JOB:
Rewrite the lines below as a Markdown table with two columns, No. and Line, giving each row a number and skipping any blank lines. Leave the pictures out of the table.

DATA IN THIS EXERCISE:

- - -

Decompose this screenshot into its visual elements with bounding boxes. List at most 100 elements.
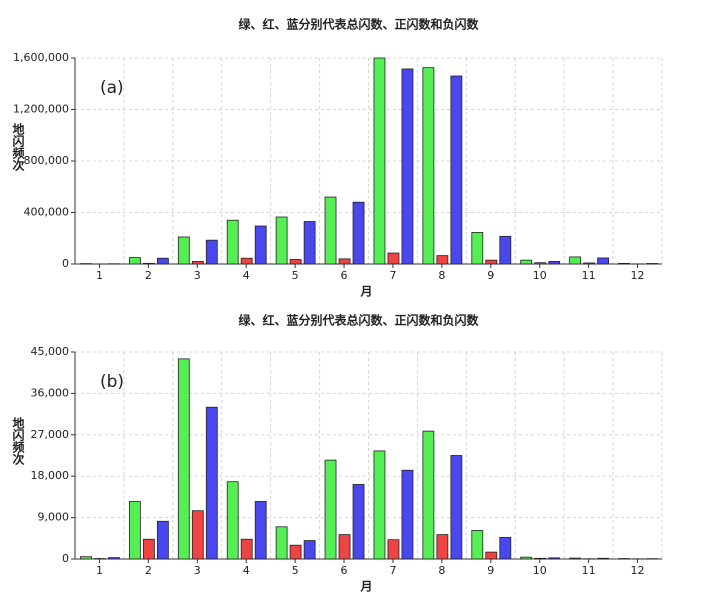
bar (598, 558, 609, 559)
bar (535, 263, 546, 264)
bar (339, 259, 350, 264)
y-tick-label: 9,000 (38, 511, 70, 524)
x-tick-label: 7 (389, 564, 396, 577)
x-tick-label: 4 (243, 564, 250, 577)
y-axis-label: 地闪频次 (11, 416, 25, 466)
x-tick-label: 11 (582, 564, 596, 577)
bar (178, 359, 189, 559)
bar (241, 258, 252, 264)
x-tick-label: 8 (438, 564, 445, 577)
y-tick-label: 0 (62, 257, 69, 270)
y-tick-label: 0 (62, 552, 69, 565)
x-tick-label: 2 (145, 269, 152, 282)
bar (290, 259, 301, 264)
bar (451, 76, 462, 264)
x-tick-label: 10 (533, 269, 547, 282)
bar (472, 232, 483, 264)
bar (157, 258, 168, 264)
bar (388, 540, 399, 559)
bar (80, 557, 91, 559)
bar (500, 236, 511, 264)
bar (437, 535, 448, 559)
x-tick-label: 1 (96, 269, 103, 282)
bar (423, 68, 434, 264)
bar (423, 431, 434, 559)
x-tick-label: 3 (194, 269, 201, 282)
chart-title: 绿、红、蓝分别代表总闪数、正闪数和负闪数 (238, 313, 479, 328)
y-tick-label: 800,000 (24, 154, 70, 167)
x-axis-label: 月 (359, 580, 372, 594)
x-tick-label: 5 (292, 564, 299, 577)
bar (535, 558, 546, 559)
bar (521, 260, 532, 264)
bar (374, 451, 385, 559)
bar (227, 482, 238, 559)
bar (325, 197, 336, 264)
bar (647, 263, 658, 264)
x-tick-label: 2 (145, 564, 152, 577)
bar (402, 470, 413, 559)
bar (353, 484, 364, 559)
bar (549, 558, 560, 559)
bar (570, 257, 581, 264)
x-tick-label: 12 (631, 564, 645, 577)
x-tick-label: 7 (389, 269, 396, 282)
x-tick-label: 4 (243, 269, 250, 282)
annotation: (a) (100, 78, 124, 98)
x-tick-label: 6 (341, 269, 348, 282)
x-axis-label: 月 (359, 285, 372, 299)
bar (549, 261, 560, 264)
y-tick-label: 400,000 (24, 206, 70, 219)
bar (451, 456, 462, 560)
x-tick-label: 10 (533, 564, 547, 577)
y-tick-label: 45,000 (31, 345, 70, 358)
bar (353, 202, 364, 264)
bar (374, 58, 385, 264)
y-tick-label: 36,000 (31, 386, 70, 399)
bar (192, 261, 203, 264)
y-tick-label: 1,200,000 (13, 103, 69, 116)
x-tick-label: 1 (96, 564, 103, 577)
y-tick-label: 1,600,000 (13, 51, 69, 64)
bar (276, 527, 287, 559)
chart-title: 绿、红、蓝分别代表总闪数、正闪数和负闪数 (238, 17, 479, 32)
bar (521, 557, 532, 559)
bar (276, 217, 287, 264)
bar (255, 502, 266, 560)
bar (500, 537, 511, 559)
x-tick-label: 9 (487, 269, 494, 282)
x-tick-label: 5 (292, 269, 299, 282)
bar (178, 237, 189, 264)
bar (570, 558, 581, 559)
annotation: (b) (100, 372, 124, 392)
bar (108, 558, 119, 559)
bar (598, 258, 609, 264)
bar (304, 541, 315, 559)
bar (339, 535, 350, 559)
bar (206, 407, 217, 559)
bar (472, 530, 483, 559)
bar (241, 539, 252, 559)
bar (584, 263, 595, 264)
bar (486, 260, 497, 264)
bar (437, 256, 448, 264)
bar (143, 539, 154, 559)
x-tick-label: 11 (582, 269, 596, 282)
bar (227, 220, 238, 264)
bar (486, 552, 497, 559)
bar (255, 226, 266, 264)
y-tick-label: 18,000 (31, 469, 70, 482)
x-tick-label: 12 (631, 269, 645, 282)
bar (192, 511, 203, 559)
x-tick-label: 6 (341, 564, 348, 577)
bar (304, 222, 315, 264)
bar (388, 253, 399, 264)
bar (325, 460, 336, 559)
bar (402, 69, 413, 264)
x-tick-label: 9 (487, 564, 494, 577)
bar (129, 502, 140, 560)
x-tick-label: 3 (194, 564, 201, 577)
bar (206, 240, 217, 264)
bar (143, 263, 154, 264)
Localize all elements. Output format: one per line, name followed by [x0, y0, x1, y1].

- - -

FINAL ANSWER:
| No. | Line |
|---|---|
| 1 | Decompose this screenshot into its visual elements with bounding boxes. List at most 100 elements. |
| 2 | bar (598, 558, 609, 559) |
| 3 | bar (535, 263, 546, 264) |
| 4 | bar (339, 259, 350, 264) |
| 5 | y-tick-label: 9,000 (38, 511, 70, 524) |
| 6 | x-tick-label: 7 (389, 564, 396, 577) |
| 7 | x-tick-label: 4 (243, 564, 250, 577) |
| 8 | y-axis-label: 地闪频次 (11, 416, 25, 466) |
| 9 | x-tick-label: 11 (582, 564, 596, 577) |
| 10 | bar (178, 359, 189, 559) |
| 11 | bar (241, 258, 252, 264) |
| 12 | x-tick-label: 8 (438, 564, 445, 577) |
| 13 | y-tick-label: 0 (62, 257, 69, 270) |
| 14 | y-tick-label: 0 (62, 552, 69, 565) |
| 15 | x-tick-label: 2 (145, 269, 152, 282) |
| 16 | bar (290, 259, 301, 264) |
| 17 | bar (451, 76, 462, 264) |
| 18 | x-tick-label: 10 (533, 269, 547, 282) |
| 19 | bar (472, 232, 483, 264) |
| 20 | bar (157, 258, 168, 264) |
| 21 | bar (388, 540, 399, 559) |
| 22 | bar (80, 557, 91, 559) |
| 23 | bar (500, 236, 511, 264) |
| 24 | bar (437, 535, 448, 559) |
| 25 | x-tick-label: 1 (96, 269, 103, 282) |
| 26 | bar (423, 68, 434, 264) |
| 27 | bar (423, 431, 434, 559) |
| 28 | x-tick-label: 3 (194, 269, 201, 282) |
| 29 | chart-title: 绿、红、蓝分别代表总闪数、正闪数和负闪数 (238, 313, 479, 328) |
| 30 | y-tick-label: 800,000 (24, 154, 70, 167) |
| 31 | x-axis-label: 月 (359, 580, 372, 594) |
| 32 | x-tick-label: 5 (292, 564, 299, 577) |
| 33 | bar (535, 558, 546, 559) |
| 34 | bar (521, 260, 532, 264) |
| 35 | bar (374, 451, 385, 559) |
| 36 | bar (227, 482, 238, 559) |
| 37 | bar (325, 197, 336, 264) |
| 38 | bar (647, 263, 658, 264) |
| 39 | x-tick-label: 2 (145, 564, 152, 577) |
| 40 | bar (402, 470, 413, 559) |
| 41 | bar (353, 484, 364, 559) |
| 42 | bar (549, 558, 560, 559) |
| 43 | bar (570, 257, 581, 264) |
| 44 | x-tick-label: 12 (631, 564, 645, 577) |
| 45 | x-tick-label: 7 (389, 269, 396, 282) |
| 46 | x-tick-label: 4 (243, 269, 250, 282) |
| 47 | annotation: (a) (100, 78, 124, 98) |
| 48 | x-tick-label: 6 (341, 269, 348, 282) |
| 49 | x-axis-label: 月 (359, 285, 372, 299) |
| 50 | bar (549, 261, 560, 264) |
| 51 | y-tick-label: 400,000 (24, 206, 70, 219) |
| 52 | bar (451, 456, 462, 560) |
| 53 | x-tick-label: 10 (533, 564, 547, 577) |
| 54 | y-tick-label: 45,000 (31, 345, 70, 358) |
| 55 | bar (353, 202, 364, 264) |
| 56 | bar (374, 58, 385, 264) |
| 57 | y-tick-label: 36,000 (31, 386, 70, 399) |
| 58 | bar (192, 261, 203, 264) |
| 59 | y-tick-label: 1,200,000 (13, 103, 69, 116) |
| 60 | x-tick-label: 1 (96, 564, 103, 577) |
| 61 | y-tick-label: 1,600,000 (13, 51, 69, 64) |
| 62 | bar (276, 527, 287, 559) |
| 63 | chart-title: 绿、红、蓝分别代表总闪数、正闪数和负闪数 (238, 17, 479, 32) |
| 64 | bar (521, 557, 532, 559) |
| 65 | bar (276, 217, 287, 264) |
| 66 | bar (255, 502, 266, 560) |
| 67 | bar (500, 537, 511, 559) |
| 68 | x-tick-label: 9 (487, 269, 494, 282) |
| 69 | x-tick-label: 5 (292, 269, 299, 282) |
| 70 | bar (178, 237, 189, 264) |
| 71 | bar (570, 558, 581, 559) |
| 72 | annotation: (b) (100, 372, 124, 392) |
| 73 | bar (108, 558, 119, 559) |
| 74 | bar (598, 258, 609, 264) |
| 75 | bar (304, 541, 315, 559) |
| 76 | bar (339, 535, 350, 559) |
| 77 | bar (206, 407, 217, 559) |
| 78 | bar (472, 530, 483, 559) |
| 79 | bar (241, 539, 252, 559) |
| 80 | bar (584, 263, 595, 264) |
| 81 | bar (486, 260, 497, 264) |
| 82 | bar (437, 256, 448, 264) |
| 83 | bar (143, 539, 154, 559) |
| 84 | x-tick-label: 11 (582, 269, 596, 282) |
| 85 | bar (227, 220, 238, 264) |
| 86 | bar (486, 552, 497, 559) |
| 87 | bar (255, 226, 266, 264) |
| 88 | y-tick-label: 18,000 (31, 469, 70, 482) |
| 89 | x-tick-label: 12 (631, 269, 645, 282) |
| 90 | bar (192, 511, 203, 559) |
| 91 | x-tick-label: 6 (341, 564, 348, 577) |
| 92 | bar (304, 222, 315, 264) |
| 93 | bar (388, 253, 399, 264) |
| 94 | bar (325, 460, 336, 559) |
| 95 | bar (402, 69, 413, 264) |
| 96 | x-tick-label: 9 (487, 564, 494, 577) |
| 97 | bar (129, 502, 140, 560) |
| 98 | x-tick-label: 3 (194, 564, 201, 577) |
| 99 | bar (206, 240, 217, 264) |
| 100 | bar (143, 263, 154, 264) |
| 101 | Localize all elements. Output format: one per line, name followed by [x0, y0, x1, y1]. |